WHAT YOU SHOULD DO:
All of the material below is to be restated word for word, apart from the pictures.

Stored entries
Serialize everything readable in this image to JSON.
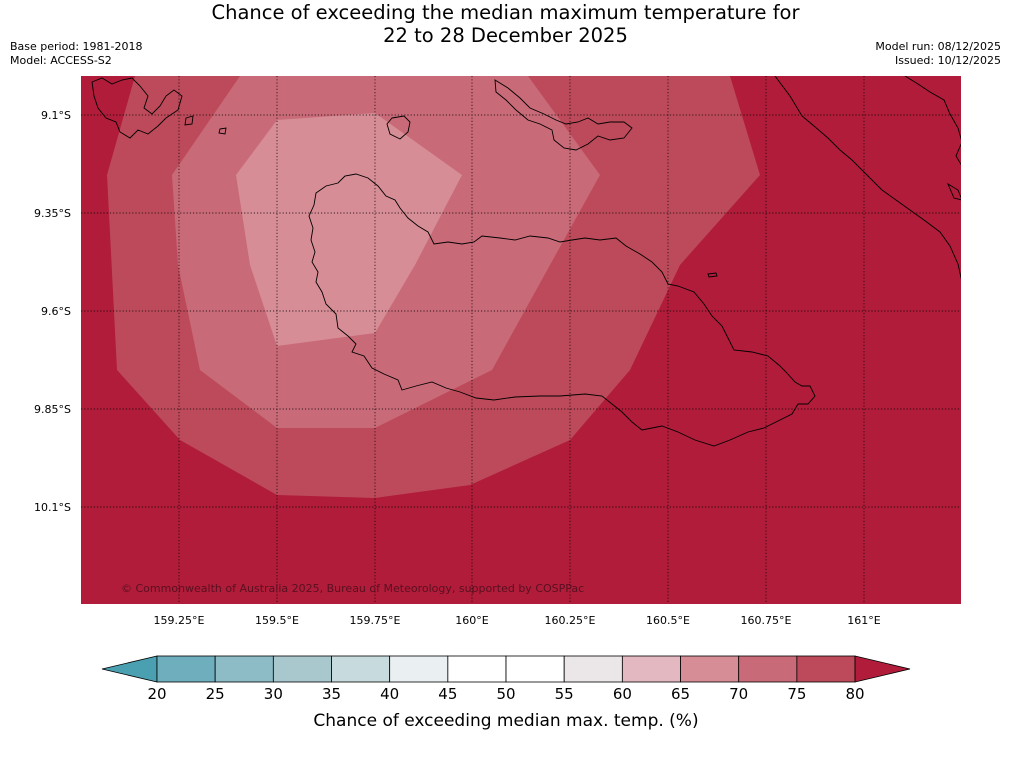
{
  "header": {
    "title_line1": "Chance of exceeding the median maximum temperature for",
    "title_line2": "22 to 28 December 2025",
    "base_period": "Base period: 1981-2018",
    "model": "Model: ACCESS-S2",
    "model_run": "Model run: 08/12/2025",
    "issued": "Issued: 10/12/2025"
  },
  "map": {
    "lat_labels": [
      "9.1°S",
      "9.35°S",
      "9.6°S",
      "9.85°S",
      "10.1°S"
    ],
    "lon_labels": [
      "159.25°E",
      "159.5°E",
      "159.75°E",
      "160°E",
      "160.25°E",
      "160.5°E",
      "160.75°E",
      "161°E"
    ],
    "copyright": "© Commonwealth of Australia 2025, Bureau of Meteorology, supported by COSPPac",
    "grid": true
  },
  "colorbar": {
    "ticks": [
      "20",
      "25",
      "30",
      "35",
      "40",
      "45",
      "50",
      "55",
      "60",
      "65",
      "70",
      "75",
      "80"
    ],
    "colors": [
      "#4a9fb0",
      "#6eaebd",
      "#8dbcc7",
      "#a9c8cd",
      "#c7dadd",
      "#eaf0f2",
      "#ffffff",
      "#ffffff",
      "#ebe6e8",
      "#e4b8c0",
      "#d68d96",
      "#c96a78",
      "#bd4a5a",
      "#b01c3a"
    ],
    "title": "Chance of exceeding median max. temp. (%)"
  },
  "colors": {
    "band_above_80": "#b01c3a",
    "band_75_80": "#bd4a5a",
    "band_70_75": "#c96a78",
    "band_65_70": "#d68d96"
  }
}
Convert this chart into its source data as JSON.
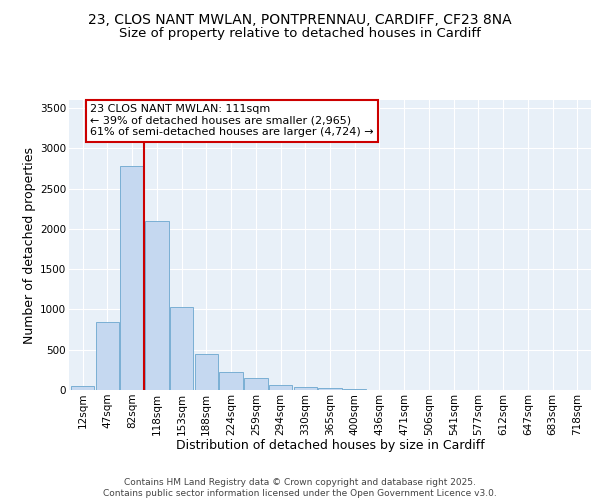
{
  "title_line1": "23, CLOS NANT MWLAN, PONTPRENNAU, CARDIFF, CF23 8NA",
  "title_line2": "Size of property relative to detached houses in Cardiff",
  "xlabel": "Distribution of detached houses by size in Cardiff",
  "ylabel": "Number of detached properties",
  "bar_color": "#c5d8f0",
  "bar_edge_color": "#7aafd4",
  "background_color": "#e8f0f8",
  "vline_color": "#cc0000",
  "annotation_text": "23 CLOS NANT MWLAN: 111sqm\n← 39% of detached houses are smaller (2,965)\n61% of semi-detached houses are larger (4,724) →",
  "annotation_box_color": "#cc0000",
  "categories": [
    "12sqm",
    "47sqm",
    "82sqm",
    "118sqm",
    "153sqm",
    "188sqm",
    "224sqm",
    "259sqm",
    "294sqm",
    "330sqm",
    "365sqm",
    "400sqm",
    "436sqm",
    "471sqm",
    "506sqm",
    "541sqm",
    "577sqm",
    "612sqm",
    "647sqm",
    "683sqm",
    "718sqm"
  ],
  "values": [
    55,
    850,
    2780,
    2100,
    1035,
    450,
    220,
    150,
    60,
    40,
    20,
    10,
    5,
    3,
    2,
    1,
    1,
    0,
    0,
    0,
    0
  ],
  "ylim": [
    0,
    3600
  ],
  "yticks": [
    0,
    500,
    1000,
    1500,
    2000,
    2500,
    3000,
    3500
  ],
  "footer_text": "Contains HM Land Registry data © Crown copyright and database right 2025.\nContains public sector information licensed under the Open Government Licence v3.0.",
  "title_fontsize": 10,
  "subtitle_fontsize": 9.5,
  "axis_label_fontsize": 9,
  "tick_fontsize": 7.5,
  "annotation_fontsize": 8,
  "footer_fontsize": 6.5
}
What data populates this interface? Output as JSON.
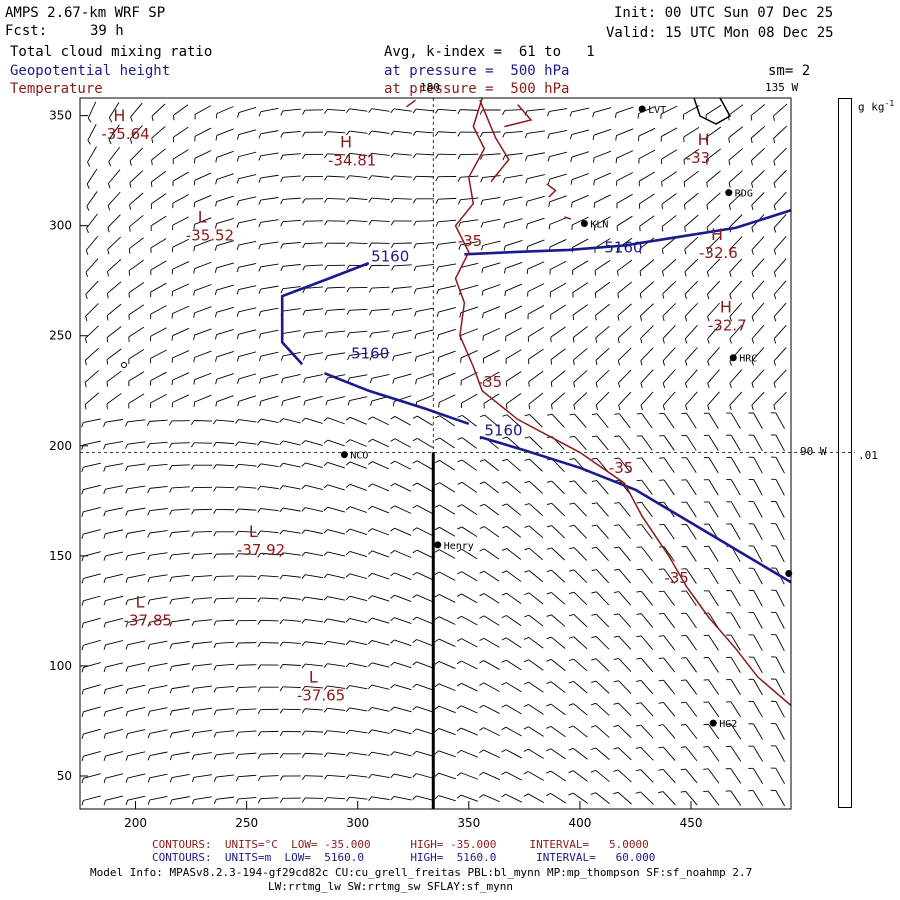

SOLUTION FOR THIS EXERCISE:
Serialize everything readable in this image to JSON.
{
  "header": {
    "title_line1": "Chance of exceeding the median maximum temperature for",
    "title_line2": "22 to 28 December 2025",
    "base_period": "Base period: 1981-2018",
    "model": "Model: ACCESS-S2",
    "model_run": "Model run: 08/12/2025",
    "issued": "Issued: 10/12/2025"
  },
  "map": {
    "lat_labels": [
      "9.1°S",
      "9.35°S",
      "9.6°S",
      "9.85°S",
      "10.1°S"
    ],
    "lon_labels": [
      "159.25°E",
      "159.5°E",
      "159.75°E",
      "160°E",
      "160.25°E",
      "160.5°E",
      "160.75°E",
      "161°E"
    ],
    "copyright": "© Commonwealth of Australia 2025, Bureau of Meteorology, supported by COSPPac",
    "grid": true
  },
  "colorbar": {
    "ticks": [
      "20",
      "25",
      "30",
      "35",
      "40",
      "45",
      "50",
      "55",
      "60",
      "65",
      "70",
      "75",
      "80"
    ],
    "colors": [
      "#4a9fb0",
      "#6eaebd",
      "#8dbcc7",
      "#a9c8cd",
      "#c7dadd",
      "#eaf0f2",
      "#ffffff",
      "#ffffff",
      "#ebe6e8",
      "#e4b8c0",
      "#d68d96",
      "#c96a78",
      "#bd4a5a",
      "#b01c3a"
    ],
    "title": "Chance of exceeding median max. temp. (%)"
  },
  "colors": {
    "band_above_80": "#b01c3a",
    "band_75_80": "#bd4a5a",
    "band_70_75": "#c96a78",
    "band_65_70": "#d68d96"
  }
}
Convert this chart into its source data as JSON.
{
  "title_line1": "23, CLOS NANT MWLAN, PONTPRENNAU, CARDIFF, CF23 8NA",
  "title_line2": "Size of property relative to detached houses in Cardiff",
  "xlabel": "Distribution of detached houses by size in Cardiff",
  "ylabel": "Number of detached properties",
  "bar_color": "#c5d8f0",
  "bar_edge_color": "#7aafd4",
  "background_color": "#e8f0f8",
  "vline_color": "#cc0000",
  "annotation_text": "23 CLOS NANT MWLAN: 111sqm\n← 39% of detached houses are smaller (2,965)\n61% of semi-detached houses are larger (4,724) →",
  "annotation_box_color": "#cc0000",
  "categories": [
    "12sqm",
    "47sqm",
    "82sqm",
    "118sqm",
    "153sqm",
    "188sqm",
    "224sqm",
    "259sqm",
    "294sqm",
    "330sqm",
    "365sqm",
    "400sqm",
    "436sqm",
    "471sqm",
    "506sqm",
    "541sqm",
    "577sqm",
    "612sqm",
    "647sqm",
    "683sqm",
    "718sqm"
  ],
  "values": [
    55,
    850,
    2780,
    2100,
    1035,
    450,
    220,
    150,
    60,
    40,
    20,
    10,
    5,
    3,
    2,
    1,
    1,
    0,
    0,
    0,
    0
  ],
  "ylim": [
    0,
    3600
  ],
  "yticks": [
    0,
    500,
    1000,
    1500,
    2000,
    2500,
    3000,
    3500
  ],
  "footer_text": "Contains HM Land Registry data © Crown copyright and database right 2025.\nContains public sector information licensed under the Open Government Licence v3.0.",
  "title_fontsize": 10,
  "subtitle_fontsize": 9.5,
  "axis_label_fontsize": 9,
  "tick_fontsize": 7.5,
  "annotation_fontsize": 8,
  "footer_fontsize": 6.5
}
What data populates this interface? Output as JSON.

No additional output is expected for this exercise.